Entries from a dataset:
——————
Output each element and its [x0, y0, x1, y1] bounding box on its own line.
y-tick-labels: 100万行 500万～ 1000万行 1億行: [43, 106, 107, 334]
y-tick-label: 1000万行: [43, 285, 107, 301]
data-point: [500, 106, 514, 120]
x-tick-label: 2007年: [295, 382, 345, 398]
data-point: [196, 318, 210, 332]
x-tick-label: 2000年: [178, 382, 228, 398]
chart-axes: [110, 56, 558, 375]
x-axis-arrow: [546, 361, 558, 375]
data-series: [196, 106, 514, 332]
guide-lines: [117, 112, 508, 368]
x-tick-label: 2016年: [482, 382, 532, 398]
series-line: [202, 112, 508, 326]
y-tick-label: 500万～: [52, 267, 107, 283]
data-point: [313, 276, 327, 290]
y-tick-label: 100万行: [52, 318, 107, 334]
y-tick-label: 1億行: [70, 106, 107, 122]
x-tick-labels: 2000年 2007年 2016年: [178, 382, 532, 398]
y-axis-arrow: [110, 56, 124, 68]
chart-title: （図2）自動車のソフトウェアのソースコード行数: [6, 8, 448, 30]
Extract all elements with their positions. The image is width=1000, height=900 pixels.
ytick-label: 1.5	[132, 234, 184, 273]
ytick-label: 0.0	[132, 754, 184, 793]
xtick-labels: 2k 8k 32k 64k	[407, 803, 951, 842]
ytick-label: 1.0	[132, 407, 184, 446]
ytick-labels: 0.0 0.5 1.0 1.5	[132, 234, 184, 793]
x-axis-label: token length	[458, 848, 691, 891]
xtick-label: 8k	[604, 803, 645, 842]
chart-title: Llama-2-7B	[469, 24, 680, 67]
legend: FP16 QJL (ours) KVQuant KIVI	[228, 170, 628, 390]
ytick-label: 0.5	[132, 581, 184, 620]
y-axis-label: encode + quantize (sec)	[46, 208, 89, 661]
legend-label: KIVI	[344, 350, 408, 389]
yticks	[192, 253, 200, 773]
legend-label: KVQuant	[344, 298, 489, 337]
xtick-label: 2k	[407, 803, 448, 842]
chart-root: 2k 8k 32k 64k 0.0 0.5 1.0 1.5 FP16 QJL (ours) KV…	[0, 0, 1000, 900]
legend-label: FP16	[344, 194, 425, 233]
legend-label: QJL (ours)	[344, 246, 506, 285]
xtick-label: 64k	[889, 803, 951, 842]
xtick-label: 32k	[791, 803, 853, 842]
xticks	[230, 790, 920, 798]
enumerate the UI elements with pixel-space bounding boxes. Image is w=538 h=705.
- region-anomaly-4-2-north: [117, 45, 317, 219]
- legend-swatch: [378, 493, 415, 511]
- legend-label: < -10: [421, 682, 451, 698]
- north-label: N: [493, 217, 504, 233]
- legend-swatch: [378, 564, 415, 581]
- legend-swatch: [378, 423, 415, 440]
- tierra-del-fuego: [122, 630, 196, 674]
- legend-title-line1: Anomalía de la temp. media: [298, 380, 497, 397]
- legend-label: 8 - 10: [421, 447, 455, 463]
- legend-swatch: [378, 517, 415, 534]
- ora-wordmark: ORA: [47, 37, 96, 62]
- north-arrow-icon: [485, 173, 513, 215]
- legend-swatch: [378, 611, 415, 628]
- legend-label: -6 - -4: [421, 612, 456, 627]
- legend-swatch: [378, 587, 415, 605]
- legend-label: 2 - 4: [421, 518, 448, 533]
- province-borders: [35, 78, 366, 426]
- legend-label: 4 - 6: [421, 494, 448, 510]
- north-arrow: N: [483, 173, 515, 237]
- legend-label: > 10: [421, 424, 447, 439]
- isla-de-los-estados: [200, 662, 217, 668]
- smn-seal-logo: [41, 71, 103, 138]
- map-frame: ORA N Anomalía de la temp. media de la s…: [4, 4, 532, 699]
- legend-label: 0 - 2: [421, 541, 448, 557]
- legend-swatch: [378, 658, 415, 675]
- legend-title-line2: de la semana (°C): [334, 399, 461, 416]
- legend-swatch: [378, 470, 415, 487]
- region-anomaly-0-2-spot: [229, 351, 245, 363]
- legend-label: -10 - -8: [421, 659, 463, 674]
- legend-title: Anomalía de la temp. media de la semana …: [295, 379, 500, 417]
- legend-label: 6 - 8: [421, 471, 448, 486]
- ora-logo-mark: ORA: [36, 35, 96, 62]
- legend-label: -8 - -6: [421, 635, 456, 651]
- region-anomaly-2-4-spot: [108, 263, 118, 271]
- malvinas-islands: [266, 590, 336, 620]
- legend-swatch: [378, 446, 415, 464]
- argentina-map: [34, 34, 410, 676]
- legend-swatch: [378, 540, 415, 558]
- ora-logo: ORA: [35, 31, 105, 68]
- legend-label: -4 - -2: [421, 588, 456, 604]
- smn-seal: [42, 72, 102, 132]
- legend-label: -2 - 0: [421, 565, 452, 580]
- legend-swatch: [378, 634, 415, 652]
——————
## Required task
Can you write out the listing again, starting at its first line and going on through the line with "194, 425, 233]", swapping "data-point" for "marker-point" and leaving everything else unchanged?

## Task result
Output each element and its [x0, y0, x1, y1] bounding box on its own line.
y-tick-labels: 100万行 500万～ 1000万行 1億行: [43, 106, 107, 334]
y-tick-label: 1000万行: [43, 285, 107, 301]
marker-point: [500, 106, 514, 120]
x-tick-label: 2007年: [295, 382, 345, 398]
marker-point: [196, 318, 210, 332]
x-tick-label: 2000年: [178, 382, 228, 398]
chart-axes: [110, 56, 558, 375]
x-axis-arrow: [546, 361, 558, 375]
data-series: [196, 106, 514, 332]
guide-lines: [117, 112, 508, 368]
x-tick-label: 2016年: [482, 382, 532, 398]
series-line: [202, 112, 508, 326]
y-tick-label: 500万～: [52, 267, 107, 283]
marker-point: [313, 276, 327, 290]
y-tick-label: 100万行: [52, 318, 107, 334]
y-tick-label: 1億行: [70, 106, 107, 122]
x-tick-labels: 2000年 2007年 2016年: [178, 382, 532, 398]
y-axis-arrow: [110, 56, 124, 68]
chart-title: （図2）自動車のソフトウェアのソースコード行数: [6, 8, 448, 30]
Extract all elements with their positions. The image is width=1000, height=900 pixels.
ytick-label: 1.5	[132, 234, 184, 273]
ytick-label: 0.0	[132, 754, 184, 793]
xtick-labels: 2k 8k 32k 64k	[407, 803, 951, 842]
ytick-label: 1.0	[132, 407, 184, 446]
ytick-labels: 0.0 0.5 1.0 1.5	[132, 234, 184, 793]
x-axis-label: token length	[458, 848, 691, 891]
xtick-label: 8k	[604, 803, 645, 842]
chart-title: Llama-2-7B	[469, 24, 680, 67]
legend: FP16 QJL (ours) KVQuant KIVI	[228, 170, 628, 390]
ytick-label: 0.5	[132, 581, 184, 620]
y-axis-label: encode + quantize (sec)	[46, 208, 89, 661]
legend-label: KIVI	[344, 350, 408, 389]
yticks	[192, 253, 200, 773]
legend-label: KVQuant	[344, 298, 489, 337]
xtick-label: 2k	[407, 803, 448, 842]
chart-root: 2k 8k 32k 64k 0.0 0.5 1.0 1.5 FP16 QJL (ours) KV…	[0, 0, 1000, 900]
legend-label: FP16	[344, 194, 425, 233]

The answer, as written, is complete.